» TO BE DONE: Write out everything in the reflection on trees from "This week I" down to "too is included.", word for word.

» PASSAGE PROVIDED:
..........

This week I was able to spend a little time outside during the early dawn hours.  I enjoy and savor the quietness of the mornings.  I can rest in the soft melodies of the birds, the scurry of the squirrels, the wind, the leaves, clouds just becoming visible, adrift in the sky.  My inner dialogue and the world’s still in an easeful slumber.  Lately, I often pause in awe of the trees.  The Grace with which they meet the seasons of their life.  They are a vision of exquisite surrender, not resisting the wind, the sun, nor the rain; simply rooted, their leaves falling and returning every spring.  And if it was meant that they were to be completely uprooted, then that too is included.

This morning my attention began to settle a little lower.  The earth beneath the trees and the beauty in this.  I could feel the earth holding all of these trees through the seasons of their existence.  The earth does not seem to have an agenda, not fixing nor changing.  It just holds what is.

My attention settles a little closer to home, to the terrain of life within me.  Was the earth not holding me through the seasons of life just as she holds the trees?  Is she not holding all of Life, at all times?  Here, no experience and no one is more or less worthy.  For a while, I rest in this open embrace, just the experience itself.  After a few minutes I walk back inside, remembering Mary Oliver’s poem.

When I Am Among the Trees

When I am among the trees,
especially the willows and the honey locust,
equally the beech, the oaks and the pines,
they give off such hints of gladness.

..........

» MATERIAL:

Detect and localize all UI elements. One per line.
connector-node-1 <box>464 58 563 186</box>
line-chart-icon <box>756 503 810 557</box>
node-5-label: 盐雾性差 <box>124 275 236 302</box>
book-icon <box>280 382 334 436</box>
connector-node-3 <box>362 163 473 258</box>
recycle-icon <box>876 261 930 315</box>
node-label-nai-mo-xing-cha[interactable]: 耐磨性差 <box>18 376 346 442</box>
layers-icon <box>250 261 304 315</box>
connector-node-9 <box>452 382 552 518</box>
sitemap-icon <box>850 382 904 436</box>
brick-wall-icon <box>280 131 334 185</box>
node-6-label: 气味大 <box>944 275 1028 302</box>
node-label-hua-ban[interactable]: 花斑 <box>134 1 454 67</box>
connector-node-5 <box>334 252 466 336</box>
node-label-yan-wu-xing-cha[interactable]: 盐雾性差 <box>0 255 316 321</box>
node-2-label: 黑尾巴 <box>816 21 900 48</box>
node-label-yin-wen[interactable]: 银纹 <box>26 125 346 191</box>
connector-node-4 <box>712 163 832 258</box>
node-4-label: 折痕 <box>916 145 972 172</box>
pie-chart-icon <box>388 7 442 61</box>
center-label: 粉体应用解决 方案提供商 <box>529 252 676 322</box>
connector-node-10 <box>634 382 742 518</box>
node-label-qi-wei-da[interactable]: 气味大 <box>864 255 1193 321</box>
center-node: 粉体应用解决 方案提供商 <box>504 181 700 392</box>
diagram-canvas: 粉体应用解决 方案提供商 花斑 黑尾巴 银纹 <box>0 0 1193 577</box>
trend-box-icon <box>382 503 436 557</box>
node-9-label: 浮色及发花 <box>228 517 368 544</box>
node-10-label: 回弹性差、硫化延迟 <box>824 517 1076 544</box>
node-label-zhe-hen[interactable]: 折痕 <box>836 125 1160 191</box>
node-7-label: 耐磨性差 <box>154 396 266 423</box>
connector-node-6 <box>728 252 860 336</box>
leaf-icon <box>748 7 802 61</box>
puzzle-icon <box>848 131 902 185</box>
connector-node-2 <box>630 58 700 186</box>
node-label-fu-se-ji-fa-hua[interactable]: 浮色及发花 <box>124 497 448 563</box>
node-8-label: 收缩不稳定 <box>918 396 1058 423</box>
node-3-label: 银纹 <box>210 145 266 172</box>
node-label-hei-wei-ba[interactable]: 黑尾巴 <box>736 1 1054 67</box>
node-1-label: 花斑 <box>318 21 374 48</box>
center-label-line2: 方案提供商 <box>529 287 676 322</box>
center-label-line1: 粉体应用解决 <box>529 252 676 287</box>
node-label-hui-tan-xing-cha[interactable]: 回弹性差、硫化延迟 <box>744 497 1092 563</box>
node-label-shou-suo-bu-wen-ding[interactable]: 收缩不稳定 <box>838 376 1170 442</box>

..........

» WRITTEN REPLY:
This week I was able to spend a little time outside during the early dawn hours.  I enjoy and savor the quietness of the mornings.  I can rest in the soft melodies of the birds, the scurry of the squirrels, the wind, the leaves, clouds just becoming visible, adrift in the sky.  My inner dialogue and the world’s still in an easeful slumber.  Lately, I often pause in awe of the trees.  The Grace with which they meet the seasons of their life.  They are a vision of exquisite surrender, not resisting the wind, the sun, nor the rain; simply rooted, their leaves falling and returning every spring.  And if it was meant that they were to be completely uprooted, then that too is included.